==== RECORD SET ====
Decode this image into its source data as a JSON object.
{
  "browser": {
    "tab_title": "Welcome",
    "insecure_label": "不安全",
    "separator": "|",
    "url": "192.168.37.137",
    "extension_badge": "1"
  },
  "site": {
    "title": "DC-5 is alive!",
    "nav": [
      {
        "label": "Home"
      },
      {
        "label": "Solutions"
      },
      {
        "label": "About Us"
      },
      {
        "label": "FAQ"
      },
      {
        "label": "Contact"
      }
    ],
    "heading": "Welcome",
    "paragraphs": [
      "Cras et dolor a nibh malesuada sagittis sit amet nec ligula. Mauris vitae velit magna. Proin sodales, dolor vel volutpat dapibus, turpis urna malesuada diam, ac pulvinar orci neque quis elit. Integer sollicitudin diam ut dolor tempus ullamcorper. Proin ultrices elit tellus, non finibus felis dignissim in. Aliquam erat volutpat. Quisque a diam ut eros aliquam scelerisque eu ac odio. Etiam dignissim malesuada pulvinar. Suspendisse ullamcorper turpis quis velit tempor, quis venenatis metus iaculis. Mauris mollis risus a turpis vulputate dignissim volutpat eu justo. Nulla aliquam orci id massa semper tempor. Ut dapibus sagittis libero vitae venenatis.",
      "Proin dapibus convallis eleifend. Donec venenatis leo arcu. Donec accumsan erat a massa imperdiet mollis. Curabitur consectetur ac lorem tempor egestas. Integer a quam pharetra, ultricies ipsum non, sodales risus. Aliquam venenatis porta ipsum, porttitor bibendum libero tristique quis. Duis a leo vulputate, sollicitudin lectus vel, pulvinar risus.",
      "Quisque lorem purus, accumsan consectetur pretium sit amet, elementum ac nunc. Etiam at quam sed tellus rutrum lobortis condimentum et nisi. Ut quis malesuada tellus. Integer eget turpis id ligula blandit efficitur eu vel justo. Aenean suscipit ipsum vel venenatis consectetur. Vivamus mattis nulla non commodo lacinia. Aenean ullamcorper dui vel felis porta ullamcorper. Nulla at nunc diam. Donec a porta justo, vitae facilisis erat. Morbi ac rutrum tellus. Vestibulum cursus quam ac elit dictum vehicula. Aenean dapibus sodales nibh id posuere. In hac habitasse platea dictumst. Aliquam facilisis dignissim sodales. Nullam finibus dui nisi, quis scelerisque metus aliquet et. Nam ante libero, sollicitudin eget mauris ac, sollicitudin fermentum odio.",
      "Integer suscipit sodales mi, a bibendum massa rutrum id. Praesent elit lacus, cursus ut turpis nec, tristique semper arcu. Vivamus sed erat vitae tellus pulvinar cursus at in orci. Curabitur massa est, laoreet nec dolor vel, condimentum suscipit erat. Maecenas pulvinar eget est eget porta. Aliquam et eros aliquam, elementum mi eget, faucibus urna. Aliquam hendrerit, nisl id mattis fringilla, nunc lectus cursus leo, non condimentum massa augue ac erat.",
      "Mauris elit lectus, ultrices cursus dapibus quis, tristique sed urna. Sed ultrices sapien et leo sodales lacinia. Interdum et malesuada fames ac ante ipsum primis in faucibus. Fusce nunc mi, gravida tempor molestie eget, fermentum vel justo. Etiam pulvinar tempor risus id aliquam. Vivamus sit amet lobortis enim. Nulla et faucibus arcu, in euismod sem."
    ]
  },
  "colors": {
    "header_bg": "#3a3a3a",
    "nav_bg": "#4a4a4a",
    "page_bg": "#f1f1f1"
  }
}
====
▶ **PROBLEM**
Where a line above contains the word "Vivamus", copy that line.

▶ **FINAL RESULT**
      "Quisque lorem purus, accumsan consectetur pretium sit amet, elementum ac nunc. Etiam at quam sed tellus rutrum lobortis condimentum et nisi. Ut quis malesuada tellus. Integer eget turpis id ligula blandit efficitur eu vel justo. Aenean suscipit ipsum vel venenatis consectetur. Vivamus mattis nulla non commodo lacinia. Aenean ullamcorper dui vel felis porta ullamcorper. Nulla at nunc diam. Donec a porta justo, vitae facilisis erat. Morbi ac rutrum tellus. Vestibulum cursus quam ac elit dictum vehicula. Aenean dapibus sodales nibh id posuere. In hac habitasse platea dictumst. Aliquam facilisis dignissim sodales. Nullam finibus dui nisi, quis scelerisque metus aliquet et. Nam ante libero, sollicitudin eget mauris ac, sollicitudin fermentum odio.",
      "Integer suscipit sodales mi, a bibendum massa rutrum id. Praesent elit lacus, cursus ut turpis nec, tristique semper arcu. Vivamus sed erat vitae tellus pulvinar cursus at in orci. Curabitur massa est, laoreet nec dolor vel, condimentum suscipit erat. Maecenas pulvinar eget est eget porta. Aliquam et eros aliquam, elementum mi eget, faucibus urna. Aliquam hendrerit, nisl id mattis fringilla, nunc lectus cursus leo, non condimentum massa augue ac erat.",
      "Mauris elit lectus, ultrices cursus dapibus quis, tristique sed urna. Sed ultrices sapien et leo sodales lacinia. Interdum et malesuada fames ac ante ipsum primis in faucibus. Fusce nunc mi, gravida tempor molestie eget, fermentum vel justo. Etiam pulvinar tempor risus id aliquam. Vivamus sit amet lobortis enim. Nulla et faucibus arcu, in euismod sem."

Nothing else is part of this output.